- _TASK DETAILS_: Within these records, how many lines hold "seres"? Give the number alone.

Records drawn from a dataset
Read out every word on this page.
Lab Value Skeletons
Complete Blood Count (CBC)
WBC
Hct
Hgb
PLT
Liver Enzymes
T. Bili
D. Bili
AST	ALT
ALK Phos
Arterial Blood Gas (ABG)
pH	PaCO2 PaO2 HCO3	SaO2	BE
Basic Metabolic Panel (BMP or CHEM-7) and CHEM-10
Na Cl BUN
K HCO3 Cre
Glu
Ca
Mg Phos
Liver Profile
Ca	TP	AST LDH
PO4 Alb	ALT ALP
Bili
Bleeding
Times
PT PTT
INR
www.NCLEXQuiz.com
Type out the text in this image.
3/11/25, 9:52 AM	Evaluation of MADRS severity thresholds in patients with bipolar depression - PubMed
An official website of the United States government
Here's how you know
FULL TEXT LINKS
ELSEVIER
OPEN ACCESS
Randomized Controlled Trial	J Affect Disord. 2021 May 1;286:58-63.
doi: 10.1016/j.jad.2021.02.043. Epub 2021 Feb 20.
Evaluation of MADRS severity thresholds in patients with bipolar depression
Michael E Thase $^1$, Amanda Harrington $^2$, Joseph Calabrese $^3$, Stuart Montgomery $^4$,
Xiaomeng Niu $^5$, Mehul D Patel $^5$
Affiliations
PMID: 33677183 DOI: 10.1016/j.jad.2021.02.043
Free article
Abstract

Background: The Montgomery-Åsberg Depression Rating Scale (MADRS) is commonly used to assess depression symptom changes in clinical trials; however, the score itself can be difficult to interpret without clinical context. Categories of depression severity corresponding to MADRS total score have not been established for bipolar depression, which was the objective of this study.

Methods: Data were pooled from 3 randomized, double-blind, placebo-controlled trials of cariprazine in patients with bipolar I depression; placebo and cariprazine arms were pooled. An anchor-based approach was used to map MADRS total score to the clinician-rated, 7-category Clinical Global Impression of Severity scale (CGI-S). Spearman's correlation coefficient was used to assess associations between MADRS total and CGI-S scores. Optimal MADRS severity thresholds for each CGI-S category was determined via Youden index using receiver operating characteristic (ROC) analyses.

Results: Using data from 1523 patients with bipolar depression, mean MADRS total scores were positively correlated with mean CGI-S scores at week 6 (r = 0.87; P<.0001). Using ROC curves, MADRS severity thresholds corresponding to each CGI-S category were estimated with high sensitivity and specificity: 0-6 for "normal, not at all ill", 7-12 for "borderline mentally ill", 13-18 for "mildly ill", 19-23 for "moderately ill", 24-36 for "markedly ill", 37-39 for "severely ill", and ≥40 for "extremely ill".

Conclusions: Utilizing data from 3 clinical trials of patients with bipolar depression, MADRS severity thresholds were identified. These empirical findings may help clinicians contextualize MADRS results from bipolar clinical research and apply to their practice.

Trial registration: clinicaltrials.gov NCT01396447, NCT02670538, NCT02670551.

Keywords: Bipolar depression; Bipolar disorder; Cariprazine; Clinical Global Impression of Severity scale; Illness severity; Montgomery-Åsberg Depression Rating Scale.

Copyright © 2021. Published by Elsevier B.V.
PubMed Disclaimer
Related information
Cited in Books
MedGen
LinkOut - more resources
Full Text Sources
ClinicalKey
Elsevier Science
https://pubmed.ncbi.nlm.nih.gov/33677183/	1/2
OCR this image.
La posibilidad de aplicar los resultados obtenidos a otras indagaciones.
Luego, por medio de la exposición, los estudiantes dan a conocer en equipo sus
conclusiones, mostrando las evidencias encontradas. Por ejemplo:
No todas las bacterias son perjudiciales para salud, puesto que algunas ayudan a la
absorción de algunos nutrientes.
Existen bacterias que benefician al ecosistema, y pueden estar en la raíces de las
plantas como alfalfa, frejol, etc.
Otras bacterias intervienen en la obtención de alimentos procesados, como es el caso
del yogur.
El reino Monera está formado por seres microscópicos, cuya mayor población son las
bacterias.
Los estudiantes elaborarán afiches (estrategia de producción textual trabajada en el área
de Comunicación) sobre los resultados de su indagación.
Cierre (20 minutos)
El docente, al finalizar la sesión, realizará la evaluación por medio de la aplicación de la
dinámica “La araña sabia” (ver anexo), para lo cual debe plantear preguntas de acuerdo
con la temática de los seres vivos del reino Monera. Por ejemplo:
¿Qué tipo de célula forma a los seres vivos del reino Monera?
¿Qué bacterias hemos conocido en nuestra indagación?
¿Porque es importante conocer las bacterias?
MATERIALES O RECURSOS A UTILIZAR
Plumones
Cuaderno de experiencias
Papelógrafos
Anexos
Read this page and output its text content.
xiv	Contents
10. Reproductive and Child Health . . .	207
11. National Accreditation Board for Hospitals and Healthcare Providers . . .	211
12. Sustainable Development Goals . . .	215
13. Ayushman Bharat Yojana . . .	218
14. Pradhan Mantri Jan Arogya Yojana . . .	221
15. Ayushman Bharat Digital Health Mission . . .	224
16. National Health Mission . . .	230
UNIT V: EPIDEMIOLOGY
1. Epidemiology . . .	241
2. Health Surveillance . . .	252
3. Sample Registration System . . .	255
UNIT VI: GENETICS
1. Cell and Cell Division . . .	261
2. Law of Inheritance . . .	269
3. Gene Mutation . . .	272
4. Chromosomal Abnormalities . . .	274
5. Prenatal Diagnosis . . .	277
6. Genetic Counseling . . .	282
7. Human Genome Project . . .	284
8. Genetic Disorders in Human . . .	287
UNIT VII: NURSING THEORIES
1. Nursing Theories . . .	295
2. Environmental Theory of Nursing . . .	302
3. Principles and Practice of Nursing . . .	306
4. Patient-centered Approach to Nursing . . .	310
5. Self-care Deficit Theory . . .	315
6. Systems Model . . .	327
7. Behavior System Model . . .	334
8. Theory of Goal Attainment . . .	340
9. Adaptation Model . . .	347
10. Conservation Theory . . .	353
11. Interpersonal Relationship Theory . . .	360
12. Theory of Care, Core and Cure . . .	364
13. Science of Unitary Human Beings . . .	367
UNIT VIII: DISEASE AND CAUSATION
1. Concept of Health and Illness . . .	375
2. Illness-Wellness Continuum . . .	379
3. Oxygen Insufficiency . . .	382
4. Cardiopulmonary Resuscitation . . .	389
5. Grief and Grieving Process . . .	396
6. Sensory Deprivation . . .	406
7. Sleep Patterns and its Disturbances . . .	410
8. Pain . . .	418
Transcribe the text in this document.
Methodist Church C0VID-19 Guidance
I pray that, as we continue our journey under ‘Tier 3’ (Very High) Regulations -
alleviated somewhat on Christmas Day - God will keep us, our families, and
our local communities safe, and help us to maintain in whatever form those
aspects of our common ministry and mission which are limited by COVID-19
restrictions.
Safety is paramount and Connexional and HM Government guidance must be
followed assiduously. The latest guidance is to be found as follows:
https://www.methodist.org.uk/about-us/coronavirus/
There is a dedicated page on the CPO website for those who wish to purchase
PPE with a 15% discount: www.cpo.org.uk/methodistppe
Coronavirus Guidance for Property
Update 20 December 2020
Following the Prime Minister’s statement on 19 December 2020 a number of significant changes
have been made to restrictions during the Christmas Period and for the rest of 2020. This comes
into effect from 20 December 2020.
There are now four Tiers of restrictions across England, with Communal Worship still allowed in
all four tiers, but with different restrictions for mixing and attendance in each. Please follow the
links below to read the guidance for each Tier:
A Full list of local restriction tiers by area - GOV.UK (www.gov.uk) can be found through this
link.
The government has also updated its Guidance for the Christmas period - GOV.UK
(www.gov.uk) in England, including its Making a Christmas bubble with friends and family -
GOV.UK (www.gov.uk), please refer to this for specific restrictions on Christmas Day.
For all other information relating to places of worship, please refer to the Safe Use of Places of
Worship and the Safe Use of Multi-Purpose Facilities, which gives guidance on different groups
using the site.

- _REPLY_: 3